#### [WHAT NEEDS TO BE DONE]
From the material below, list every line containing "Wireless".

########

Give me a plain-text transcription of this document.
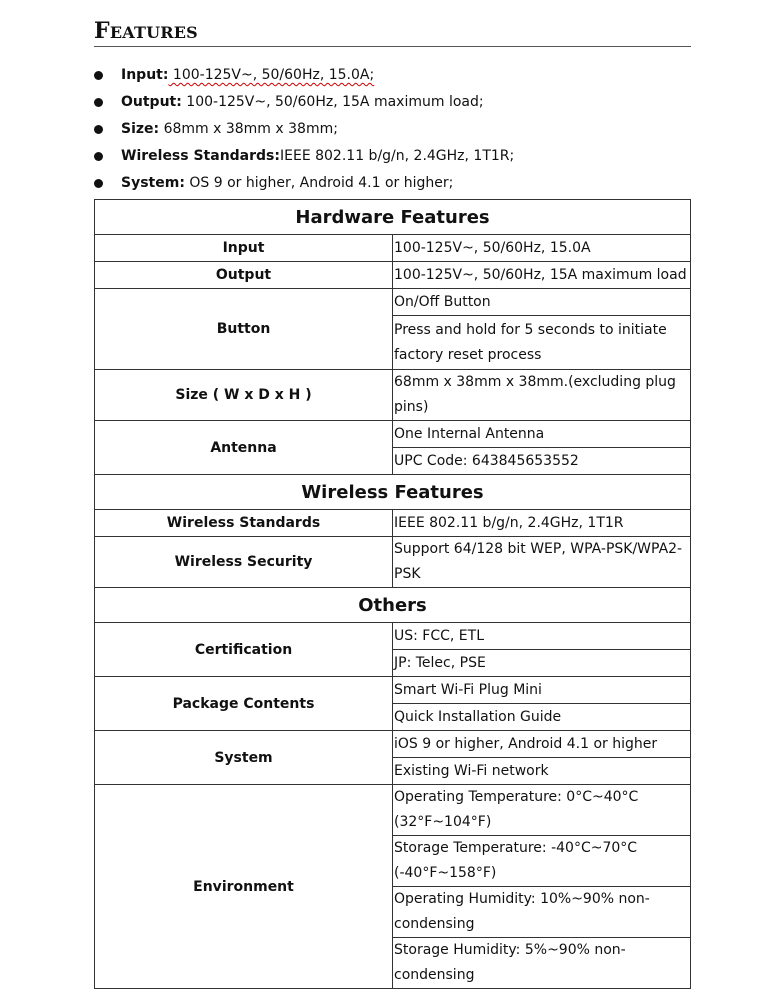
FEATURES
Input: 100-125V~, 50/60Hz, 15.0A;
Output: 100-125V~, 50/60Hz, 15A maximum load;
Size: 68mm x 38mm x 38mm;
Wireless Standards:IEEE 802.11 b/g/n, 2.4GHz, 1T1R;
System: OS 9 or higher, Android 4.1 or higher;
Hardware Features	
Input	100-125V~, 50/60Hz, 15.0A
Output	100-125V~, 50/60Hz, 15A maximum load
Button	On/Off Button
	Press and hold for 5 seconds to initiate factory reset process
Size ( W x D x H )	68mm x 38mm x 38mm.(excluding plug pins)
Antenna	One Internal Antenna
	UPC Code: 643845653552
Wireless Features	
Wireless Standards	IEEE 802.11 b/g/n, 2.4GHz, 1T1R
Wireless Security	Support 64/128 bit WEP, WPA-PSK/WPA2-PSK
Others	
Certification	US: FCC, ETL
	JP: Telec, PSE
Package Contents	Smart Wi-Fi Plug Mini
	Quick Installation Guide
System	iOS 9 or higher, Android 4.1 or higher
	Existing Wi-Fi network
Environment	Operating Temperature: 0°C~40°C (32°F~104°F)
	Storage Temperature: -40°C~70°C (-40°F~158°F)
	Operating Humidity: 10%~90% non-condensing
	Storage Humidity: 5%~90% non-condensing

########

#### [ANSWER TO THE EXERCISE]
Wireless Standards:IEEE 802.11 b/g/n, 2.4GHz, 1T1R;
Wireless Features	
Wireless Standards	IEEE 802.11 b/g/n, 2.4GHz, 1T1R
Wireless Security	Support 64/128 bit WEP, WPA-PSK/WPA2-PSK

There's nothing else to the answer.